Take the lines from the one with "Type out the text in this image." to the end of the listing, both ends included, and quote them exactly, leaving pictures out.

╭─ Data in this exercise

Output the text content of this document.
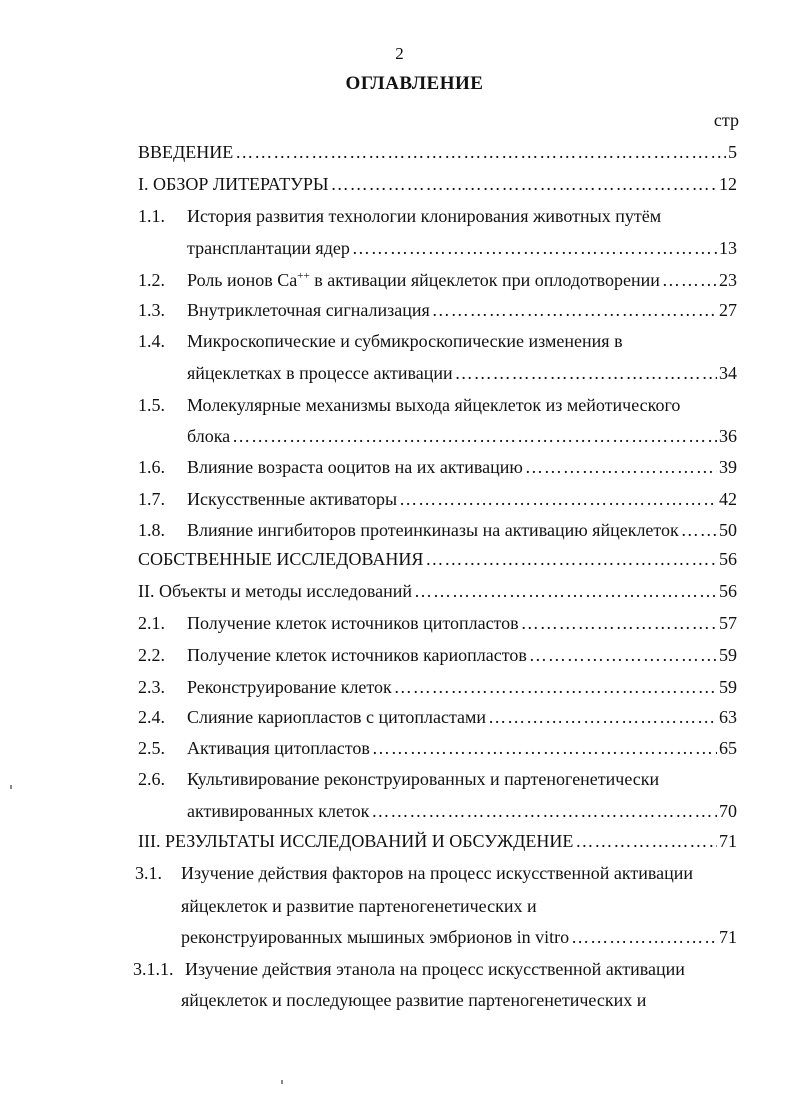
2
ОГЛАВЛЕНИЕ
стр
ВВЕДЕНИЕ ……………………………………………………………………………………………………………………………………………………………………………………	5
I. ОБЗОР ЛИТЕРАТУРЫ ……………………………………………………………………………………………………………………………………………………………………………………	12
1.1. История развития технологии клонирования животных путём
трансплантации ядер ……………………………………………………………………………………………………………………………………………………………………………………	13
1.2. Роль ионов Са++ в активации яйцеклеток при оплодотворении ……………………………………………………………………………………………………………………………………………………………………………………	23
1.3. Внутриклеточная сигнализация ……………………………………………………………………………………………………………………………………………………………………………………	27
1.4. Микроскопические и субмикроскопические изменения в
яйцеклетках в процессе активации ……………………………………………………………………………………………………………………………………………………………………………………	34
1.5. Молекулярные механизмы выхода яйцеклеток из мейотического
блока ……………………………………………………………………………………………………………………………………………………………………………………	36
1.6. Влияние возраста ооцитов на их активацию ……………………………………………………………………………………………………………………………………………………………………………………	39
1.7. Искусственные активаторы ……………………………………………………………………………………………………………………………………………………………………………………	42
1.8. Влияние ингибиторов протеинкиназы на активацию яйцеклеток …………………………………………………………………………………………………………………………………………………………………………………… 50
СОБСТВЕННЫЕ ИССЛЕДОВАНИЯ ……………………………………………………………………………………………………………………………………………………………………………………	56
II. Объекты и методы исследований ……………………………………………………………………………………………………………………………………………………………………………………	56
2.1. Получение клеток источников цитопластов ……………………………………………………………………………………………………………………………………………………………………………………	57
2.2. Получение клеток источников кариопластов ……………………………………………………………………………………………………………………………………………………………………………………	59
2.3. Реконструирование клеток ……………………………………………………………………………………………………………………………………………………………………………………	59
2.4. Слияние кариопластов с цитопластами ……………………………………………………………………………………………………………………………………………………………………………………	63
2.5. Активация цитопластов ……………………………………………………………………………………………………………………………………………………………………………………	65
2.6. Культивирование реконструированных и партеногенетически
активированных клеток ……………………………………………………………………………………………………………………………………………………………………………………	70
III. РЕЗУЛЬТАТЫ ИССЛЕДОВАНИЙ И ОБСУЖДЕНИЕ ……………………………………………………………………………………………………………………………………………………………………………………	71
3.1. Изучение действия факторов на процесс искусственной активации
яйцеклеток и развитие партеногенетических и
реконструированных мышиных эмбрионов in vitro ……………………………………………………………………………………………………………………………………………………………………………………	71
3.1.1. Изучение действия этанола на процесс искусственной активации
яйцеклеток и последующее развитие партеногенетических и
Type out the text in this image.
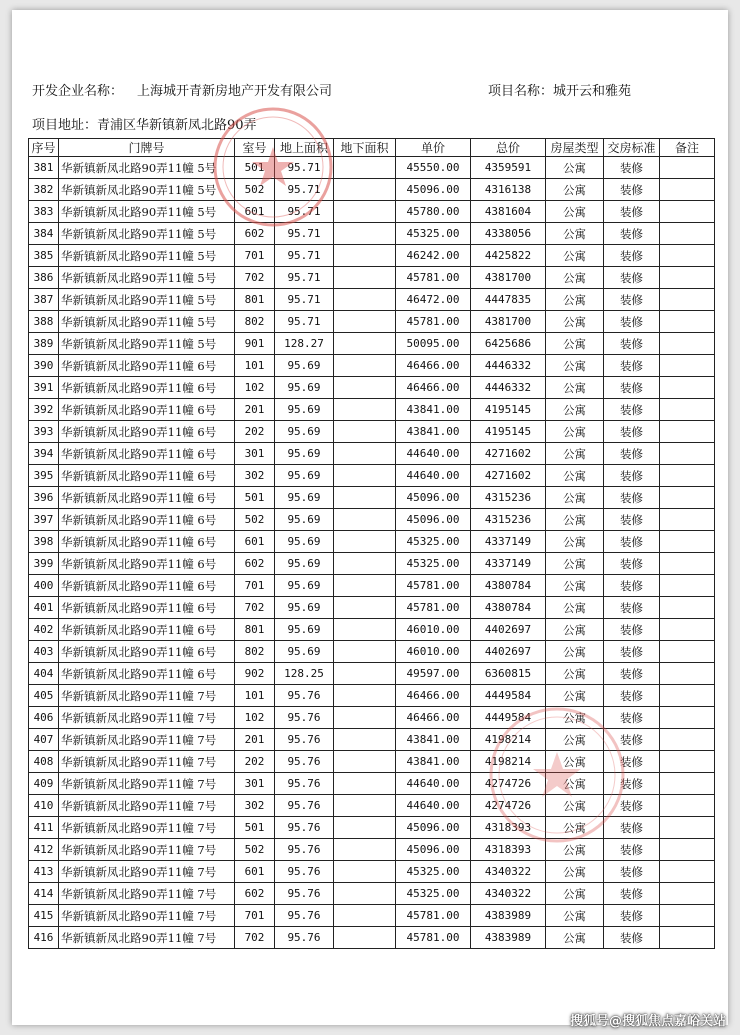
开发企业名称： 上海城开青新房地产开发有限公司	项目名称：城开云和雅苑
项目地址：青浦区华新镇新凤北路90弄
序号	门牌号	室号	地上面积	地下面积	单价	总价	房屋类型	交房标准	备注
381	华新镇新凤北路90弄11幢 5号	501	95.71		45550.00	4359591	公寓	装修	
382	华新镇新凤北路90弄11幢 5号	502	95.71		45096.00	4316138	公寓	装修	
383	华新镇新凤北路90弄11幢 5号	601	95.71		45780.00	4381604	公寓	装修	
384	华新镇新凤北路90弄11幢 5号	602	95.71		45325.00	4338056	公寓	装修	
385	华新镇新凤北路90弄11幢 5号	701	95.71		46242.00	4425822	公寓	装修	
386	华新镇新凤北路90弄11幢 5号	702	95.71		45781.00	4381700	公寓	装修	
387	华新镇新凤北路90弄11幢 5号	801	95.71		46472.00	4447835	公寓	装修	
388	华新镇新凤北路90弄11幢 5号	802	95.71		45781.00	4381700	公寓	装修	
389	华新镇新凤北路90弄11幢 5号	901	128.27		50095.00	6425686	公寓	装修	
390	华新镇新凤北路90弄11幢 6号	101	95.69		46466.00	4446332	公寓	装修	
391	华新镇新凤北路90弄11幢 6号	102	95.69		46466.00	4446332	公寓	装修	
392	华新镇新凤北路90弄11幢 6号	201	95.69		43841.00	4195145	公寓	装修	
393	华新镇新凤北路90弄11幢 6号	202	95.69		43841.00	4195145	公寓	装修	
394	华新镇新凤北路90弄11幢 6号	301	95.69		44640.00	4271602	公寓	装修	
395	华新镇新凤北路90弄11幢 6号	302	95.69		44640.00	4271602	公寓	装修	
396	华新镇新凤北路90弄11幢 6号	501	95.69		45096.00	4315236	公寓	装修	
397	华新镇新凤北路90弄11幢 6号	502	95.69		45096.00	4315236	公寓	装修	
398	华新镇新凤北路90弄11幢 6号	601	95.69		45325.00	4337149	公寓	装修	
399	华新镇新凤北路90弄11幢 6号	602	95.69		45325.00	4337149	公寓	装修	
400	华新镇新凤北路90弄11幢 6号	701	95.69		45781.00	4380784	公寓	装修	
401	华新镇新凤北路90弄11幢 6号	702	95.69		45781.00	4380784	公寓	装修	
402	华新镇新凤北路90弄11幢 6号	801	95.69		46010.00	4402697	公寓	装修	
403	华新镇新凤北路90弄11幢 6号	802	95.69		46010.00	4402697	公寓	装修	
404	华新镇新凤北路90弄11幢 6号	902	128.25		49597.00	6360815	公寓	装修	
405	华新镇新凤北路90弄11幢 7号	101	95.76		46466.00	4449584	公寓	装修	
406	华新镇新凤北路90弄11幢 7号	102	95.76		46466.00	4449584	公寓	装修	
407	华新镇新凤北路90弄11幢 7号	201	95.76		43841.00	4198214	公寓	装修	
408	华新镇新凤北路90弄11幢 7号	202	95.76		43841.00	4198214	公寓	装修	
409	华新镇新凤北路90弄11幢 7号	301	95.76		44640.00	4274726	公寓	装修	
410	华新镇新凤北路90弄11幢 7号	302	95.76		44640.00	4274726	公寓	装修	
411	华新镇新凤北路90弄11幢 7号	501	95.76		45096.00	4318393	公寓	装修	
412	华新镇新凤北路90弄11幢 7号	502	95.76		45096.00	4318393	公寓	装修	
413	华新镇新凤北路90弄11幢 7号	601	95.76		45325.00	4340322	公寓	装修	
414	华新镇新凤北路90弄11幢 7号	602	95.76		45325.00	4340322	公寓	装修	
415	华新镇新凤北路90弄11幢 7号	701	95.76		45781.00	4383989	公寓	装修	
416	华新镇新凤北路90弄11幢 7号	702	95.76		45781.00	4383989	公寓	装修	
搜狐号@搜狐焦点嘉峪关站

╰─

**Task response**:
Type out the text in this image.
开发企业名称： 上海城开青新房地产开发有限公司	项目名称：城开云和雅苑
项目地址：青浦区华新镇新凤北路90弄
序号	门牌号	室号	地上面积	地下面积	单价	总价	房屋类型	交房标准	备注
381	华新镇新凤北路90弄11幢 5号	501	95.71		45550.00	4359591	公寓	装修	
382	华新镇新凤北路90弄11幢 5号	502	95.71		45096.00	4316138	公寓	装修	
383	华新镇新凤北路90弄11幢 5号	601	95.71		45780.00	4381604	公寓	装修	
384	华新镇新凤北路90弄11幢 5号	602	95.71		45325.00	4338056	公寓	装修	
385	华新镇新凤北路90弄11幢 5号	701	95.71		46242.00	4425822	公寓	装修	
386	华新镇新凤北路90弄11幢 5号	702	95.71		45781.00	4381700	公寓	装修	
387	华新镇新凤北路90弄11幢 5号	801	95.71		46472.00	4447835	公寓	装修	
388	华新镇新凤北路90弄11幢 5号	802	95.71		45781.00	4381700	公寓	装修	
389	华新镇新凤北路90弄11幢 5号	901	128.27		50095.00	6425686	公寓	装修	
390	华新镇新凤北路90弄11幢 6号	101	95.69		46466.00	4446332	公寓	装修	
391	华新镇新凤北路90弄11幢 6号	102	95.69		46466.00	4446332	公寓	装修	
392	华新镇新凤北路90弄11幢 6号	201	95.69		43841.00	4195145	公寓	装修	
393	华新镇新凤北路90弄11幢 6号	202	95.69		43841.00	4195145	公寓	装修	
394	华新镇新凤北路90弄11幢 6号	301	95.69		44640.00	4271602	公寓	装修	
395	华新镇新凤北路90弄11幢 6号	302	95.69		44640.00	4271602	公寓	装修	
396	华新镇新凤北路90弄11幢 6号	501	95.69		45096.00	4315236	公寓	装修	
397	华新镇新凤北路90弄11幢 6号	502	95.69		45096.00	4315236	公寓	装修	
398	华新镇新凤北路90弄11幢 6号	601	95.69		45325.00	4337149	公寓	装修	
399	华新镇新凤北路90弄11幢 6号	602	95.69		45325.00	4337149	公寓	装修	
400	华新镇新凤北路90弄11幢 6号	701	95.69		45781.00	4380784	公寓	装修	
401	华新镇新凤北路90弄11幢 6号	702	95.69		45781.00	4380784	公寓	装修	
402	华新镇新凤北路90弄11幢 6号	801	95.69		46010.00	4402697	公寓	装修	
403	华新镇新凤北路90弄11幢 6号	802	95.69		46010.00	4402697	公寓	装修	
404	华新镇新凤北路90弄11幢 6号	902	128.25		49597.00	6360815	公寓	装修	
405	华新镇新凤北路90弄11幢 7号	101	95.76		46466.00	4449584	公寓	装修	
406	华新镇新凤北路90弄11幢 7号	102	95.76		46466.00	4449584	公寓	装修	
407	华新镇新凤北路90弄11幢 7号	201	95.76		43841.00	4198214	公寓	装修	
408	华新镇新凤北路90弄11幢 7号	202	95.76		43841.00	4198214	公寓	装修	
409	华新镇新凤北路90弄11幢 7号	301	95.76		44640.00	4274726	公寓	装修	
410	华新镇新凤北路90弄11幢 7号	302	95.76		44640.00	4274726	公寓	装修	
411	华新镇新凤北路90弄11幢 7号	501	95.76		45096.00	4318393	公寓	装修	
412	华新镇新凤北路90弄11幢 7号	502	95.76		45096.00	4318393	公寓	装修	
413	华新镇新凤北路90弄11幢 7号	601	95.76		45325.00	4340322	公寓	装修	
414	华新镇新凤北路90弄11幢 7号	602	95.76		45325.00	4340322	公寓	装修	
415	华新镇新凤北路90弄11幢 7号	701	95.76		45781.00	4383989	公寓	装修	
416	华新镇新凤北路90弄11幢 7号	702	95.76		45781.00	4383989	公寓	装修	
搜狐号@搜狐焦点嘉峪关站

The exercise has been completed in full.